=== What you will do ===
Reproduce the records word for word, beginning with their first line and ending after the line that contains "525, 206, 526]", including both of those lines.

=== Items ===
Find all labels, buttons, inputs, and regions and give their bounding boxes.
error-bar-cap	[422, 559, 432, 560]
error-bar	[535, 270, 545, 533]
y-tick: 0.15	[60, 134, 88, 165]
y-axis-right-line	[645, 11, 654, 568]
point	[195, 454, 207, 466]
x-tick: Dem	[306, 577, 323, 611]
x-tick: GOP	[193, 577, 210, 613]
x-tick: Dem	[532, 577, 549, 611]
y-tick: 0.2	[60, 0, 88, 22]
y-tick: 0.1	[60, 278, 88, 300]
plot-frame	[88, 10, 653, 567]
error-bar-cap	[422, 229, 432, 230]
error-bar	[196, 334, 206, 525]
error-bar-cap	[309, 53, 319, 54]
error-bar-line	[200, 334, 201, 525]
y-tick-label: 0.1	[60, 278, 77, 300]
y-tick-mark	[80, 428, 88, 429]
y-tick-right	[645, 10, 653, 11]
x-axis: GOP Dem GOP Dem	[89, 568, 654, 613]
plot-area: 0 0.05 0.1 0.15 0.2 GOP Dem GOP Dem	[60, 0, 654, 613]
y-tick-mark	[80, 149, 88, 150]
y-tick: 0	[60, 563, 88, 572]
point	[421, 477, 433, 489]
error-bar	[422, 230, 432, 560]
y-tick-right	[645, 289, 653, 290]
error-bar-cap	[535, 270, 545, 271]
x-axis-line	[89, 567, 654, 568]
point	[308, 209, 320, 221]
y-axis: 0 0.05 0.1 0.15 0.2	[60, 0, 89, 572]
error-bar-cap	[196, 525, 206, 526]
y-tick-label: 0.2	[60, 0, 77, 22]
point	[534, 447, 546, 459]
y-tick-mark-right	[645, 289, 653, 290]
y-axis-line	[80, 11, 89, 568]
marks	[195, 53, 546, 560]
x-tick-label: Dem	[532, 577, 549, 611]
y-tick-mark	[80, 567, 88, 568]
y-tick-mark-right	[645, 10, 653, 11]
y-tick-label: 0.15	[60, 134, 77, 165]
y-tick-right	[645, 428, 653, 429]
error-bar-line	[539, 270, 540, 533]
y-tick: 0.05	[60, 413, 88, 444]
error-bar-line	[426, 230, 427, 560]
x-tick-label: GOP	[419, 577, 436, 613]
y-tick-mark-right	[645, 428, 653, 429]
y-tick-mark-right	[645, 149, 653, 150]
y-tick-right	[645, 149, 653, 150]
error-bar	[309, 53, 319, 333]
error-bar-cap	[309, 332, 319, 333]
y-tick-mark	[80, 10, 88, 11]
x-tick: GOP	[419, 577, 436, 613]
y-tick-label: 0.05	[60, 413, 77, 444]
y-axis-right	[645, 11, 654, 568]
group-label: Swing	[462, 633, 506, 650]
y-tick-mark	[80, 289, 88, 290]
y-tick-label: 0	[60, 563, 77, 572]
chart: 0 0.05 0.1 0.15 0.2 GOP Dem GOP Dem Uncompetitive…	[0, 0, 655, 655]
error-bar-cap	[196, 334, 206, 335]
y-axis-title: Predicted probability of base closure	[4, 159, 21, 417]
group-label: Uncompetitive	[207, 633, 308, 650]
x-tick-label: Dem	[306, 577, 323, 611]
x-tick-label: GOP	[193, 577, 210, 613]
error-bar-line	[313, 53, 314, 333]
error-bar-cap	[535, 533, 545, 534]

=== Reply to the task ===
Find all labels, buttons, inputs, and regions and give their bounding boxes.
error-bar-cap	[422, 559, 432, 560]
error-bar	[535, 270, 545, 533]
y-tick: 0.15	[60, 134, 88, 165]
y-axis-right-line	[645, 11, 654, 568]
point	[195, 454, 207, 466]
x-tick: Dem	[306, 577, 323, 611]
x-tick: GOP	[193, 577, 210, 613]
x-tick: Dem	[532, 577, 549, 611]
y-tick: 0.2	[60, 0, 88, 22]
y-tick: 0.1	[60, 278, 88, 300]
plot-frame	[88, 10, 653, 567]
error-bar-cap	[422, 229, 432, 230]
error-bar	[196, 334, 206, 525]
error-bar-cap	[309, 53, 319, 54]
error-bar-line	[200, 334, 201, 525]
y-tick-label: 0.1	[60, 278, 77, 300]
y-tick-mark	[80, 428, 88, 429]
y-tick-right	[645, 10, 653, 11]
x-axis: GOP Dem GOP Dem	[89, 568, 654, 613]
plot-area: 0 0.05 0.1 0.15 0.2 GOP Dem GOP Dem	[60, 0, 654, 613]
y-tick-mark	[80, 149, 88, 150]
y-tick: 0	[60, 563, 88, 572]
point	[421, 477, 433, 489]
error-bar	[422, 230, 432, 560]
y-tick-right	[645, 289, 653, 290]
error-bar-cap	[535, 270, 545, 271]
x-axis-line	[89, 567, 654, 568]
point	[308, 209, 320, 221]
y-axis: 0 0.05 0.1 0.15 0.2	[60, 0, 89, 572]
error-bar-cap	[196, 525, 206, 526]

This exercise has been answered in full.